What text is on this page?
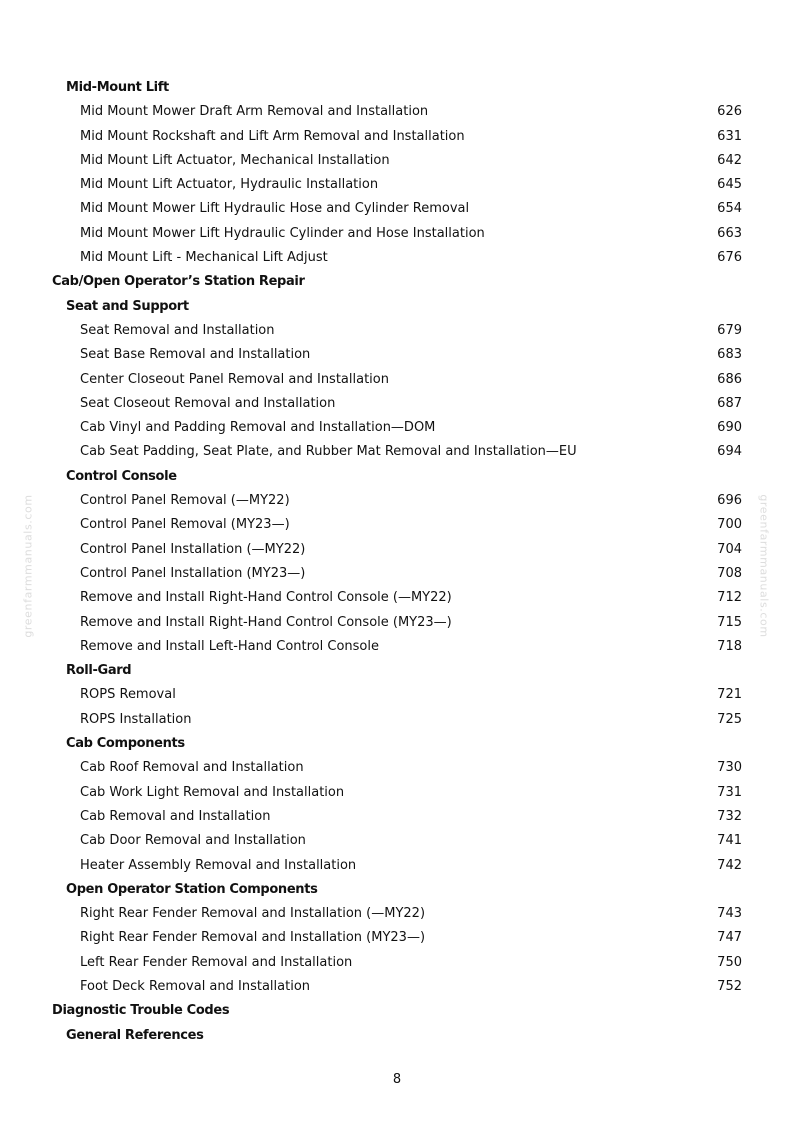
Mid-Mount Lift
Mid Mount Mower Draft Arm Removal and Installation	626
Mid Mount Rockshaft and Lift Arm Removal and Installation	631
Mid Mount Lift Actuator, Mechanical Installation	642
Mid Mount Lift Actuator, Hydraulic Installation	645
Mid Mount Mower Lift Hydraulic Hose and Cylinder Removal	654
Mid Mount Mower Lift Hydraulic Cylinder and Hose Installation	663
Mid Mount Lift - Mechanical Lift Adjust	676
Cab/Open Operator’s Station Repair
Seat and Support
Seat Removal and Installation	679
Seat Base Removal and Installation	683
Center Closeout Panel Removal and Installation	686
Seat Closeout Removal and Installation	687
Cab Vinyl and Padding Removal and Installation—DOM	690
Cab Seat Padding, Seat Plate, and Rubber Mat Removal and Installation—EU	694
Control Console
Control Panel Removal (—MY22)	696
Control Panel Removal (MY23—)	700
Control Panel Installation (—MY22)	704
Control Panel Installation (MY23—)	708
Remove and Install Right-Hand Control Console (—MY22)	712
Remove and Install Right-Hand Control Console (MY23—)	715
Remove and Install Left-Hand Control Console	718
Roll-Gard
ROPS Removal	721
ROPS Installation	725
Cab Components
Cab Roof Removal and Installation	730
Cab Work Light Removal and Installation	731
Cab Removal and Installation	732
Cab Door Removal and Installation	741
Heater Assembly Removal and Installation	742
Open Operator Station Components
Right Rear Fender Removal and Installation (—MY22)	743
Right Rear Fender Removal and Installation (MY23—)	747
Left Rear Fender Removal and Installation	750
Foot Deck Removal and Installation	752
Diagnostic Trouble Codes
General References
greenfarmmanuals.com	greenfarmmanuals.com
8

* * *

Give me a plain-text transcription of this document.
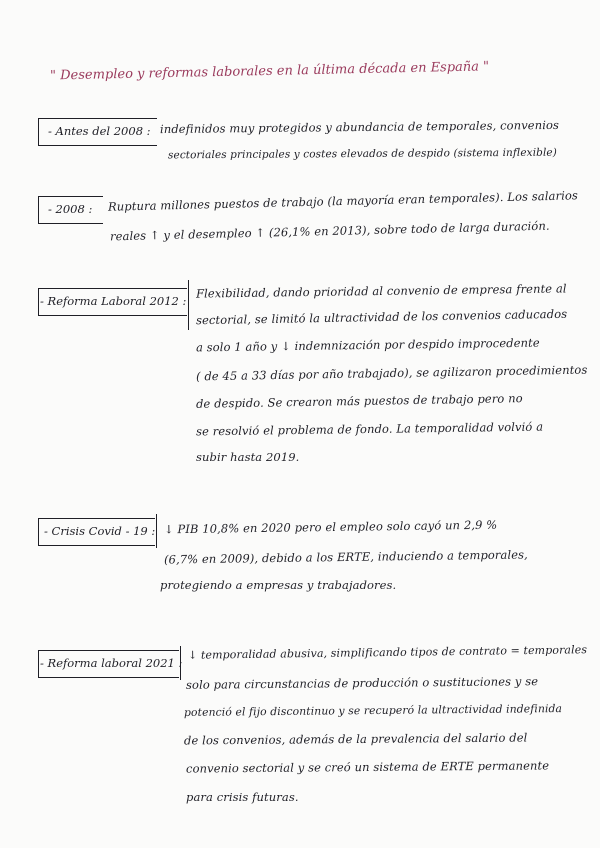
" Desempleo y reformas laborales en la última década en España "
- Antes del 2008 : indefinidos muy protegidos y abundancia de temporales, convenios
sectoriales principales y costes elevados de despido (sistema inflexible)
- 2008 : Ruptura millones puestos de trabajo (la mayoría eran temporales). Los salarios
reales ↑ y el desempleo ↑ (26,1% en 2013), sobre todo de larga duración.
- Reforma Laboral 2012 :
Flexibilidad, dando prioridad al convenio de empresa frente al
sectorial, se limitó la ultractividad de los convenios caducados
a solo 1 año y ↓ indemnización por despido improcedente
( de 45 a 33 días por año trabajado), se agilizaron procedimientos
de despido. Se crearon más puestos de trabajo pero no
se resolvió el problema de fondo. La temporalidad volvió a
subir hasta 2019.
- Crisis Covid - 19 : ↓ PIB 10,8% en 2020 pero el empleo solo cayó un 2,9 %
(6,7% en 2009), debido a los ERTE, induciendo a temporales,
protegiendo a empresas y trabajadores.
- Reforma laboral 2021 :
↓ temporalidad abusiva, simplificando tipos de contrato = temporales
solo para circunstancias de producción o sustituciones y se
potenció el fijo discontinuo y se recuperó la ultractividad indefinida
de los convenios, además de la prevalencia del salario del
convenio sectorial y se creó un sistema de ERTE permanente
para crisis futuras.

EXERCISE GOAL
Copy out each line of the entries that holds "puestos".

RESULT OF THIS EXERCISE
- 2008 : Ruptura millones puestos de trabajo (la mayoría eran temporales). Los salarios
de despido. Se crearon más puestos de trabajo pero no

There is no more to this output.